## Begin SELECTED EXCERPT

FHWA Policy Memorandums - Office of Environment and Planning

This order was canceled on July 27, 2004

On March 10, 1994, we provided you with information and guidance on NOx emissions because of the difficulty that some State and metropolitan areas are experiencing with the new NOx requirements in the EPA's transportation conformity regulation. Attached is further information on efforts being made to understand and evaluate the NOx impacts of transportation plans and programs, The material summarizes what we have learned from Ohio's NOx modeling experiences, and suggestions we provided to further refine their NOx modeling capabilities.

Some key observations and conclusions from the Ohio analyses are as follows:

• The TRB Highway Capacity and Quality of Service Committee is currently updating the curves which reflect the speed versus volume/capacity ratio relationships. These new curves show a much flatter speed curve when compared to volume to capacity ratios than those included in the 1985 HCM. This tends to reduce the differences in the modeled NOx emissions between the build and no-build alternatives. It is permissible to use the new speed curves in current conformity analyses.

• On the other hand, the new curves tend to generate higher total NOx emissions estimates for both the build and no-build alternatives because the new curves reflect higher and more consistent speeds even as the volume to capacity ratios increase. This may create some problems in meeting the modeled hydrocarbon emissions budgets, and future NOx emission budgets. This is particularly true if the budgets are established using the speed versus volume/capacity curves in the 1985 HCM and the conformity analyses are completed using the newer curves. If this is the case, the SIP emissions budgets may need to be revised to reflect the new speed curves, since speed is an important factor in MOBILE5A for estimating emissions.

## End SELECTED EXCERPT
## Begin EXTRACTED RECORDS

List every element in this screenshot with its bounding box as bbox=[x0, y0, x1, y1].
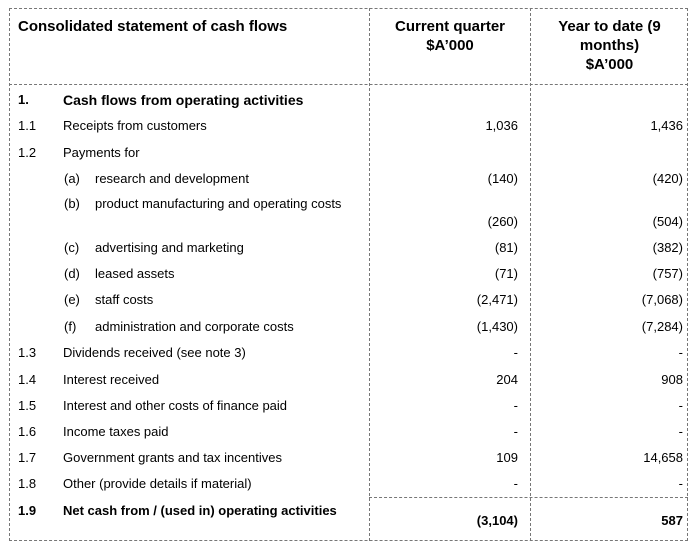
row-label: Payments for bbox=[63, 145, 140, 160]
row-label: product manufacturing and operating cost… bbox=[95, 196, 342, 211]
sub-item-letter: (b) bbox=[64, 196, 80, 211]
row-label: administration and corporate costs bbox=[95, 319, 294, 334]
row-label: Interest and other costs of finance paid bbox=[63, 398, 288, 413]
year-to-date-value: 14,658 bbox=[643, 450, 683, 465]
row-label: research and development bbox=[95, 171, 249, 186]
row-label: Cash flows from operating activities bbox=[63, 92, 304, 108]
year-to-date-value: (504) bbox=[652, 214, 683, 229]
row-label: leased assets bbox=[95, 266, 175, 281]
current-quarter-value: - bbox=[513, 345, 518, 360]
row-number: 1. bbox=[18, 92, 29, 107]
row-label: advertising and marketing bbox=[95, 240, 244, 255]
header-line: $A’000 bbox=[426, 37, 474, 54]
row-label: Government grants and tax incentives bbox=[63, 450, 282, 465]
column-divider bbox=[369, 8, 370, 541]
year-to-date-value: (420) bbox=[652, 171, 683, 186]
row-number: 1.6 bbox=[18, 424, 37, 439]
year-to-date-value: (757) bbox=[652, 266, 683, 281]
row-label: Net cash from / (used in) operating acti… bbox=[63, 503, 337, 518]
year-to-date-header: Year to date (9 months) $A’000 bbox=[531, 17, 688, 74]
row-number: 1.4 bbox=[18, 372, 37, 387]
row-label: Dividends received (see note 3) bbox=[63, 345, 246, 360]
current-quarter-value: 109 bbox=[496, 450, 518, 465]
sub-item-letter: (f) bbox=[64, 319, 77, 334]
header-divider bbox=[9, 84, 688, 85]
current-quarter-value: (140) bbox=[487, 171, 518, 186]
header-line: months) bbox=[579, 37, 640, 54]
sub-item-letter: (a) bbox=[64, 171, 80, 186]
current-quarter-value: - bbox=[513, 424, 518, 439]
current-quarter-value: (260) bbox=[487, 214, 518, 229]
current-quarter-value: (81) bbox=[494, 240, 518, 255]
total-divider bbox=[369, 497, 688, 498]
row-number: 1.8 bbox=[18, 476, 37, 491]
row-label: Other (provide details if material) bbox=[63, 476, 252, 491]
sub-item-letter: (c) bbox=[64, 240, 80, 255]
current-quarter-value: (3,104) bbox=[476, 513, 518, 528]
current-quarter-value: (71) bbox=[494, 266, 518, 281]
current-quarter-value: - bbox=[513, 476, 518, 491]
year-to-date-value: 1,436 bbox=[650, 118, 683, 133]
row-number: 1.7 bbox=[18, 450, 37, 465]
year-to-date-value: 587 bbox=[661, 513, 683, 528]
year-to-date-value: - bbox=[678, 476, 683, 491]
current-quarter-value: (1,430) bbox=[476, 319, 518, 334]
row-label: Interest received bbox=[63, 372, 160, 387]
row-number: 1.5 bbox=[18, 398, 37, 413]
year-to-date-value: - bbox=[678, 424, 683, 439]
row-label: Income taxes paid bbox=[63, 424, 169, 439]
row-label: Receipts from customers bbox=[63, 118, 207, 133]
year-to-date-value: - bbox=[678, 345, 683, 360]
row-number: 1.2 bbox=[18, 145, 37, 160]
header-line: Current quarter bbox=[394, 18, 506, 35]
current-quarter-value: - bbox=[513, 398, 518, 413]
header-line: $A’000 bbox=[585, 56, 634, 73]
table-frame bbox=[9, 8, 688, 541]
table-title: Consolidated statement of cash flows bbox=[18, 18, 288, 35]
year-to-date-value: (7,068) bbox=[641, 292, 683, 307]
row-label: staff costs bbox=[95, 292, 154, 307]
year-to-date-value: 908 bbox=[661, 372, 683, 387]
row-number: 1.9 bbox=[18, 503, 37, 518]
row-number: 1.3 bbox=[18, 345, 37, 360]
year-to-date-value: (7,284) bbox=[641, 319, 683, 334]
current-quarter-value: 1,036 bbox=[485, 118, 518, 133]
row-number: 1.1 bbox=[18, 118, 37, 133]
year-to-date-value: (382) bbox=[652, 240, 683, 255]
sub-item-letter: (d) bbox=[64, 266, 80, 281]
current-quarter-value: 204 bbox=[496, 372, 518, 387]
current-quarter-header: Current quarter $A’000 bbox=[370, 17, 530, 55]
year-to-date-value: - bbox=[678, 398, 683, 413]
header-line: Year to date (9 bbox=[558, 18, 661, 35]
current-quarter-value: (2,471) bbox=[476, 292, 518, 307]
sub-item-letter: (e) bbox=[64, 292, 80, 307]
column-divider bbox=[530, 8, 531, 541]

## End EXTRACTED RECORDS

§ SHORT EXERCISE 1
Reproduce word for word the part of the NOx memorandum starting at "FHWA Policy Memorandums" and ending at "NOx modeling capabilities.".
§ SHORT EXERCISE 2
Pick up the FHWA memorandum on NOx emissions modeling after its last sentence and carry it on.
The data here were taken from a different source than the text.

§ WRITTEN ANSWER 1
FHWA Policy Memorandums - Office of Environment and Planning

This order was canceled on July 27, 2004

On March 10, 1994, we provided you with information and guidance on NOx emissions because of the difficulty that some State and metropolitan areas are experiencing with the new NOx requirements in the EPA's transportation conformity regulation. Attached is further information on efforts being made to understand and evaluate the NOx impacts of transportation plans and programs, The material summarizes what we have learned from Ohio's NOx modeling experiences, and suggestions we provided to further refine their NOx modeling capabilities.

§ WRITTEN ANSWER 2
• Speed enforcement on the freeway system can reduce NOx emissions. The Ohio NOx model analysis demonstrated that enforcing the speed limit on freeways between 11 p.m. and 1 a.m. could eliminate the NOx problem in the city of Cincinnati, because of the high percentage of truck traffic during this period. Truck traffic contributes a disproportionate amount of the total mobile source NOx emissions--approximately 40-50 percent of NOx from highway vehicles. Speed enforcement, however, can only be used in the conformity analysis if it is a specific mitigation measure which is directly linked to the build alternative.

• The Ohio DOT estimated their traffic volumes and speeds on an hourly basis for individual links. The link level focus of the emissions calculation is both valid and necessary. Improvements to individual, low speed, congested links can generate NOx reductions because the speeds for the no-build alternative are typically below the minimum point on the "U" shaped NOx curve in MOBILE5A. These emission reductions might not show up with a higher average speed calculated over a widespread area. However, it may not be necessary to calculate speeds and emissions on an hourly basis. Four or five aggregate time periods over the course of the day may suffice (e.g. a.m. peak, off-peak day, p.m. peak, evening off-peak, late night off-peak).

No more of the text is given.